• **Provided data**
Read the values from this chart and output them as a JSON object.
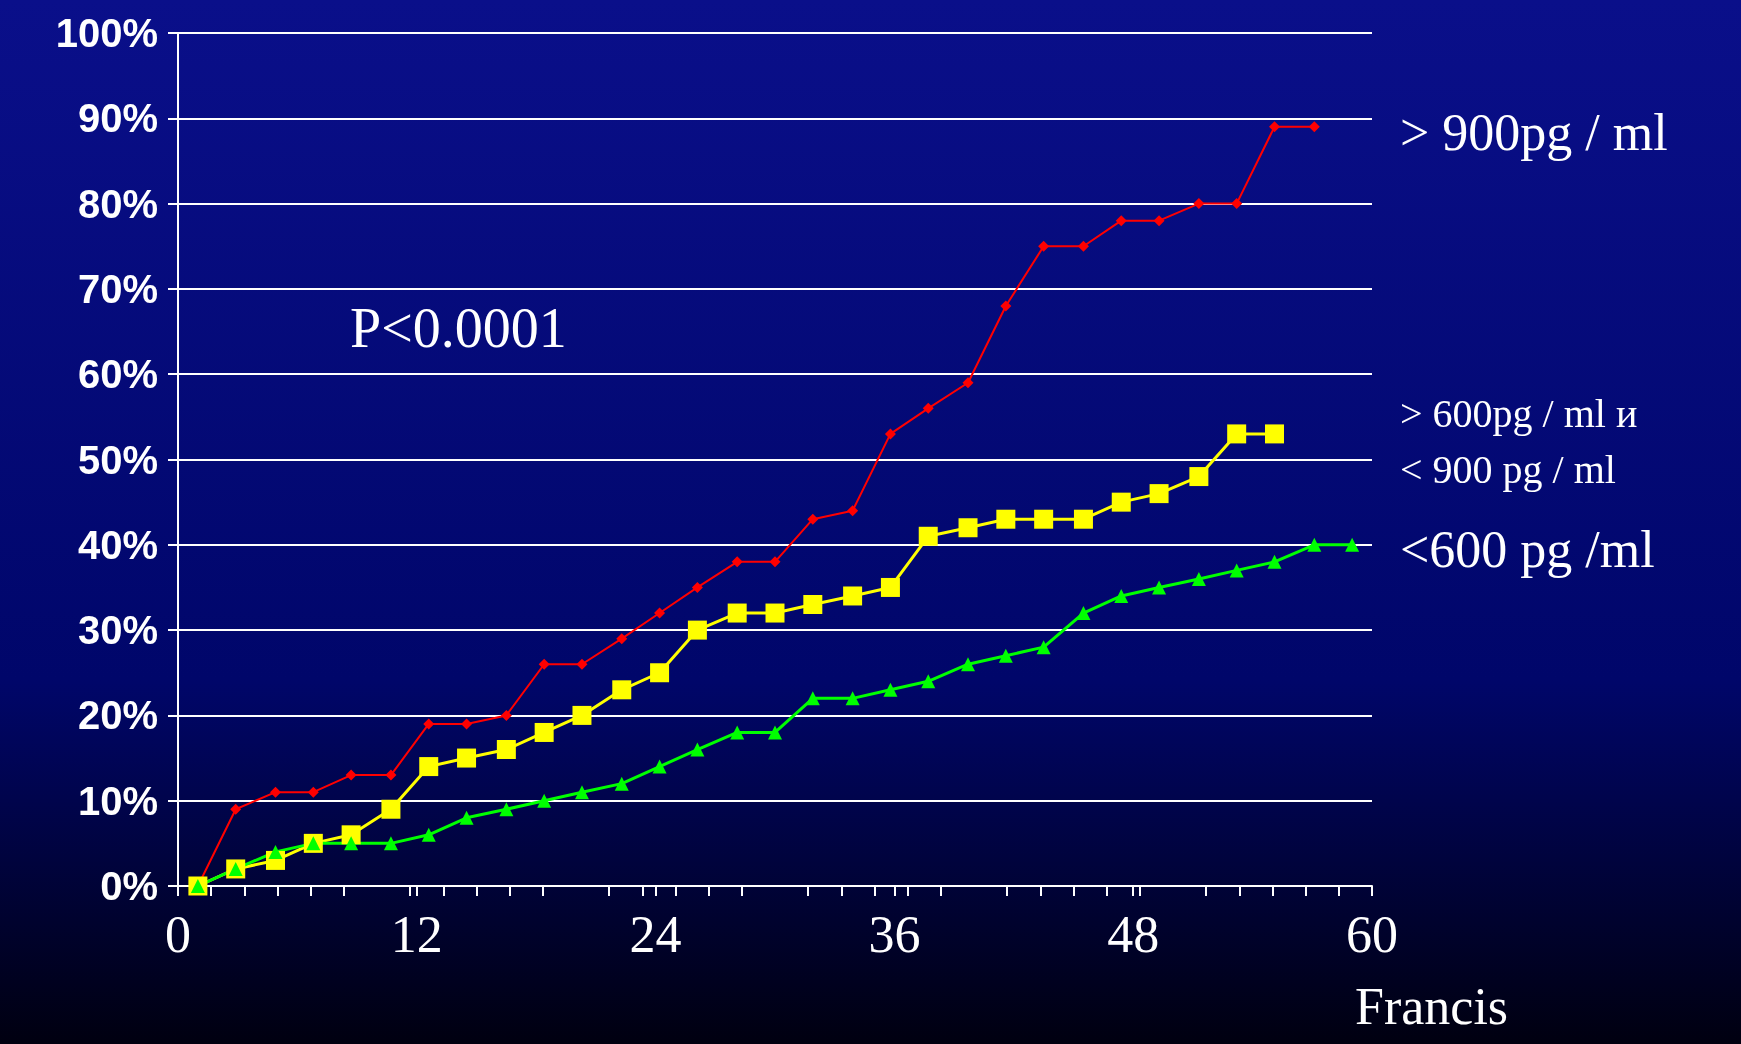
{
  "chart_data": {
    "type": "line",
    "annotations": [
      "P<0.0001",
      "Francis"
    ],
    "xlim": [
      0,
      60
    ],
    "xticks": [
      0,
      12,
      24,
      36,
      48,
      60
    ],
    "ylim": [
      0,
      100
    ],
    "yticks": [
      {
        "value": 0,
        "label": "0%"
      },
      {
        "value": 10,
        "label": "10%"
      },
      {
        "value": 20,
        "label": "20%"
      },
      {
        "value": 30,
        "label": "30%"
      },
      {
        "value": 40,
        "label": "40%"
      },
      {
        "value": 50,
        "label": "50%"
      },
      {
        "value": 60,
        "label": "60%"
      },
      {
        "value": 70,
        "label": "70%"
      },
      {
        "value": 80,
        "label": "80%"
      },
      {
        "value": 90,
        "label": "90%"
      },
      {
        "value": 100,
        "label": "100%"
      }
    ],
    "grid": "y",
    "series": [
      {
        "name": "> 900pg / ml",
        "color": "#ff0000",
        "marker": "diamond",
        "x": [
          1,
          2.9,
          4.9,
          6.8,
          8.7,
          10.7,
          12.6,
          14.5,
          16.5,
          18.4,
          20.3,
          22.3,
          24.2,
          26.1,
          28.1,
          30,
          31.9,
          33.9,
          35.8,
          37.7,
          39.7,
          41.6,
          43.5,
          45.5,
          47.4,
          49.3,
          51.3,
          53.2,
          55.1,
          57.1
        ],
        "values": [
          0,
          9,
          11,
          11,
          13,
          13,
          19,
          19,
          20,
          26,
          26,
          29,
          32,
          35,
          38,
          38,
          43,
          44,
          53,
          56,
          59,
          68,
          75,
          75,
          78,
          78,
          80,
          80,
          89,
          89
        ]
      },
      {
        "name": "> 600pg / ml и\n< 900 pg / ml",
        "color": "#ffff00",
        "marker": "square",
        "x": [
          1,
          2.9,
          4.9,
          6.8,
          8.7,
          10.7,
          12.6,
          14.5,
          16.5,
          18.4,
          20.3,
          22.3,
          24.2,
          26.1,
          28.1,
          30,
          31.9,
          33.9,
          35.8,
          37.7,
          39.7,
          41.6,
          43.5,
          45.5,
          47.4,
          49.3,
          51.3,
          53.2,
          55.1
        ],
        "values": [
          0,
          2,
          3,
          5,
          6,
          9,
          14,
          15,
          16,
          18,
          20,
          23,
          25,
          30,
          32,
          32,
          33,
          34,
          35,
          41,
          42,
          43,
          43,
          43,
          45,
          46,
          48,
          53,
          53
        ]
      },
      {
        "name": "<600 pg /ml",
        "color": "#00ff00",
        "marker": "triangle",
        "x": [
          1,
          2.9,
          4.9,
          6.8,
          8.7,
          10.7,
          12.6,
          14.5,
          16.5,
          18.4,
          20.3,
          22.3,
          24.2,
          26.1,
          28.1,
          30,
          31.9,
          33.9,
          35.8,
          37.7,
          39.7,
          41.6,
          43.5,
          45.5,
          47.4,
          49.3,
          51.3,
          53.2,
          55.1,
          57.1,
          59
        ],
        "values": [
          0,
          2,
          4,
          5,
          5,
          5,
          6,
          8,
          9,
          10,
          11,
          12,
          14,
          16,
          18,
          18,
          22,
          22,
          23,
          24,
          26,
          27,
          28,
          32,
          34,
          35,
          36,
          37,
          38,
          40,
          40
        ]
      }
    ]
  }
}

• **Problem details**
Send back the data above word for word, with the pictures left out.

• **Complete response**
Read the values from this chart and output them as a JSON object.
{
  "chart_data": {
    "type": "line",
    "annotations": [
      "P<0.0001",
      "Francis"
    ],
    "xlim": [
      0,
      60
    ],
    "xticks": [
      0,
      12,
      24,
      36,
      48,
      60
    ],
    "ylim": [
      0,
      100
    ],
    "yticks": [
      {
        "value": 0,
        "label": "0%"
      },
      {
        "value": 10,
        "label": "10%"
      },
      {
        "value": 20,
        "label": "20%"
      },
      {
        "value": 30,
        "label": "30%"
      },
      {
        "value": 40,
        "label": "40%"
      },
      {
        "value": 50,
        "label": "50%"
      },
      {
        "value": 60,
        "label": "60%"
      },
      {
        "value": 70,
        "label": "70%"
      },
      {
        "value": 80,
        "label": "80%"
      },
      {
        "value": 90,
        "label": "90%"
      },
      {
        "value": 100,
        "label": "100%"
      }
    ],
    "grid": "y",
    "series": [
      {
        "name": "> 900pg / ml",
        "color": "#ff0000",
        "marker": "diamond",
        "x": [
          1,
          2.9,
          4.9,
          6.8,
          8.7,
          10.7,
          12.6,
          14.5,
          16.5,
          18.4,
          20.3,
          22.3,
          24.2,
          26.1,
          28.1,
          30,
          31.9,
          33.9,
          35.8,
          37.7,
          39.7,
          41.6,
          43.5,
          45.5,
          47.4,
          49.3,
          51.3,
          53.2,
          55.1,
          57.1
        ],
        "values": [
          0,
          9,
          11,
          11,
          13,
          13,
          19,
          19,
          20,
          26,
          26,
          29,
          32,
          35,
          38,
          38,
          43,
          44,
          53,
          56,
          59,
          68,
          75,
          75,
          78,
          78,
          80,
          80,
          89,
          89
        ]
      },
      {
        "name": "> 600pg / ml и\n< 900 pg / ml",
        "color": "#ffff00",
        "marker": "square",
        "x": [
          1,
          2.9,
          4.9,
          6.8,
          8.7,
          10.7,
          12.6,
          14.5,
          16.5,
          18.4,
          20.3,
          22.3,
          24.2,
          26.1,
          28.1,
          30,
          31.9,
          33.9,
          35.8,
          37.7,
          39.7,
          41.6,
          43.5,
          45.5,
          47.4,
          49.3,
          51.3,
          53.2,
          55.1
        ],
        "values": [
          0,
          2,
          3,
          5,
          6,
          9,
          14,
          15,
          16,
          18,
          20,
          23,
          25,
          30,
          32,
          32,
          33,
          34,
          35,
          41,
          42,
          43,
          43,
          43,
          45,
          46,
          48,
          53,
          53
        ]
      },
      {
        "name": "<600 pg /ml",
        "color": "#00ff00",
        "marker": "triangle",
        "x": [
          1,
          2.9,
          4.9,
          6.8,
          8.7,
          10.7,
          12.6,
          14.5,
          16.5,
          18.4,
          20.3,
          22.3,
          24.2,
          26.1,
          28.1,
          30,
          31.9,
          33.9,
          35.8,
          37.7,
          39.7,
          41.6,
          43.5,
          45.5,
          47.4,
          49.3,
          51.3,
          53.2,
          55.1,
          57.1,
          59
        ],
        "values": [
          0,
          2,
          4,
          5,
          5,
          5,
          6,
          8,
          9,
          10,
          11,
          12,
          14,
          16,
          18,
          18,
          22,
          22,
          23,
          24,
          26,
          27,
          28,
          32,
          34,
          35,
          36,
          37,
          38,
          40,
          40
        ]
      }
    ]
  }
}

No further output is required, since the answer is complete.